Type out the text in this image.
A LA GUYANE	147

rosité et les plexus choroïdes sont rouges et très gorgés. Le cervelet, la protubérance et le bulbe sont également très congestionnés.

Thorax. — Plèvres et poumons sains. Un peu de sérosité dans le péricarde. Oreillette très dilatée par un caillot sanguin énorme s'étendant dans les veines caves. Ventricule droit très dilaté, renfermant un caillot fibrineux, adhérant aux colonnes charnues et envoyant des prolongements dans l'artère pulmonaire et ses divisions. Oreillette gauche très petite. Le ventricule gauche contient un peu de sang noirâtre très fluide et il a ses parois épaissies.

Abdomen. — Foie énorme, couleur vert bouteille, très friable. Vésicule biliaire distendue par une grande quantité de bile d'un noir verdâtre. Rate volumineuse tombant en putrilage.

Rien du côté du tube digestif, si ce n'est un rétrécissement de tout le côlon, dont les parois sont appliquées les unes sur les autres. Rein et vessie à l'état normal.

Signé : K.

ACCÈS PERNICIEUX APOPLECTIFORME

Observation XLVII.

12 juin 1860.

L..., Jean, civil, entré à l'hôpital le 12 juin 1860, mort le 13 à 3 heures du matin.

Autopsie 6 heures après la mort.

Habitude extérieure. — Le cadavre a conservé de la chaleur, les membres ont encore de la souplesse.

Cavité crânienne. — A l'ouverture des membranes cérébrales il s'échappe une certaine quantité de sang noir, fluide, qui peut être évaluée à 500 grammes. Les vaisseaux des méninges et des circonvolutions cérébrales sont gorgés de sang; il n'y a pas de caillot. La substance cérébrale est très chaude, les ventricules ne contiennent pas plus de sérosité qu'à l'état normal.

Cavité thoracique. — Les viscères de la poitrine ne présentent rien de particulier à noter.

### Task statement
Search the data for "heures" and list every line in which it occurs.

### Solution to this task
L..., Jean, civil, entré à l'hôpital le 12 juin 1860, mort le 13 à 3 heures du matin.
Autopsie 6 heures après la mort.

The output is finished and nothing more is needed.